** start Data to process **
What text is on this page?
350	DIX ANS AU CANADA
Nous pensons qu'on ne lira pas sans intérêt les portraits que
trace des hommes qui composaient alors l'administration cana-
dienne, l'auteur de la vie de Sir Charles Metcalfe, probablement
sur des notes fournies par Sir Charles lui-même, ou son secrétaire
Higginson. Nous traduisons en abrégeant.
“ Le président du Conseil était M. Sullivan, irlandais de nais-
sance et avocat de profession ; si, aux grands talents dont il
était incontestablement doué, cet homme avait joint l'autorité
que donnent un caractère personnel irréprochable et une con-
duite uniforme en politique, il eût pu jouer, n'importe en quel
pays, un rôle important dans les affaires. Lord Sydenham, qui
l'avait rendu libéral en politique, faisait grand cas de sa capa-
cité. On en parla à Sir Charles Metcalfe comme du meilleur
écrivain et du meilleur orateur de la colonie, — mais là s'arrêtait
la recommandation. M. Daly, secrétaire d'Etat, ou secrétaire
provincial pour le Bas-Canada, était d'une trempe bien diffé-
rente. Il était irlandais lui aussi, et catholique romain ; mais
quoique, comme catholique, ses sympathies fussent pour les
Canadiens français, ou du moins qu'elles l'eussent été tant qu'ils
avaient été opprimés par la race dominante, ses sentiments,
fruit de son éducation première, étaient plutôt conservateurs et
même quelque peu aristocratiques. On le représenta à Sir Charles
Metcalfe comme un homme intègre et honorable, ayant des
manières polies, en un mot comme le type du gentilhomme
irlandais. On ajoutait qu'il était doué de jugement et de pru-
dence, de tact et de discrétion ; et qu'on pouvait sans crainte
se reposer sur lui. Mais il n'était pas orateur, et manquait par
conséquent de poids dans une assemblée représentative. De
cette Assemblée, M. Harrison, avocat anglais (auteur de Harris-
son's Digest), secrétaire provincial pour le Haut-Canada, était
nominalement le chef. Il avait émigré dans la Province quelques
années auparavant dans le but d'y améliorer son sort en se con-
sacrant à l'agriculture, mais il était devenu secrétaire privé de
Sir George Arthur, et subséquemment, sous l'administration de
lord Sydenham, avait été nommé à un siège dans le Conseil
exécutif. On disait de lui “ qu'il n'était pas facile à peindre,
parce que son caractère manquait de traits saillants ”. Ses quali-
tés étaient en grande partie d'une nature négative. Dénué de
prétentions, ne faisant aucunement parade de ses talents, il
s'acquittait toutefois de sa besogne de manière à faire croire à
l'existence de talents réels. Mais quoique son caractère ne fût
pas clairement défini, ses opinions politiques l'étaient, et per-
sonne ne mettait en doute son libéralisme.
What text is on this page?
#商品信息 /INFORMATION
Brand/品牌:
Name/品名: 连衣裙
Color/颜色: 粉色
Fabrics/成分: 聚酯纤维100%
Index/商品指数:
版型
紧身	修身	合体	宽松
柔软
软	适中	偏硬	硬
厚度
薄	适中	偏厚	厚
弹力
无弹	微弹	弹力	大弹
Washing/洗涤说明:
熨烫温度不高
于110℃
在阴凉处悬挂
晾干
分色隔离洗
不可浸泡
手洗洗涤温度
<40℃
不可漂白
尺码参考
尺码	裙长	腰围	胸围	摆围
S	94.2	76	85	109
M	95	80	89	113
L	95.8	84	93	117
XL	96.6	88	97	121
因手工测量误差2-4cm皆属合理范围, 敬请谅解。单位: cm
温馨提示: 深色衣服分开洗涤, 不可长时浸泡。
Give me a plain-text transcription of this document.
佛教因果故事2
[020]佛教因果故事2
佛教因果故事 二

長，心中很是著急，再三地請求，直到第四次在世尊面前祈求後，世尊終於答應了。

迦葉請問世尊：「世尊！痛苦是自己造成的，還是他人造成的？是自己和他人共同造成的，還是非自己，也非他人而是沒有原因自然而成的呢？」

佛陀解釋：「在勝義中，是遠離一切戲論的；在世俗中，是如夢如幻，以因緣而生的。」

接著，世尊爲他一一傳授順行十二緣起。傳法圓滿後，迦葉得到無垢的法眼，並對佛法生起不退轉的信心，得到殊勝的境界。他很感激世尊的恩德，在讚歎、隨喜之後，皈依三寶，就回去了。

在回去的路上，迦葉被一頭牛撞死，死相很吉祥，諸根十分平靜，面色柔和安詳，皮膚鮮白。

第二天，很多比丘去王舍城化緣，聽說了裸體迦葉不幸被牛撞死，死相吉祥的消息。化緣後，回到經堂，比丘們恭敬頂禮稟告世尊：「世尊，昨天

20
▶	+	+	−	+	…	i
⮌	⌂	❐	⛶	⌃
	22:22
** end Data to process **
Exercise requirements: Give only the count of lines in this material that contain the string "pour".

Full output: 3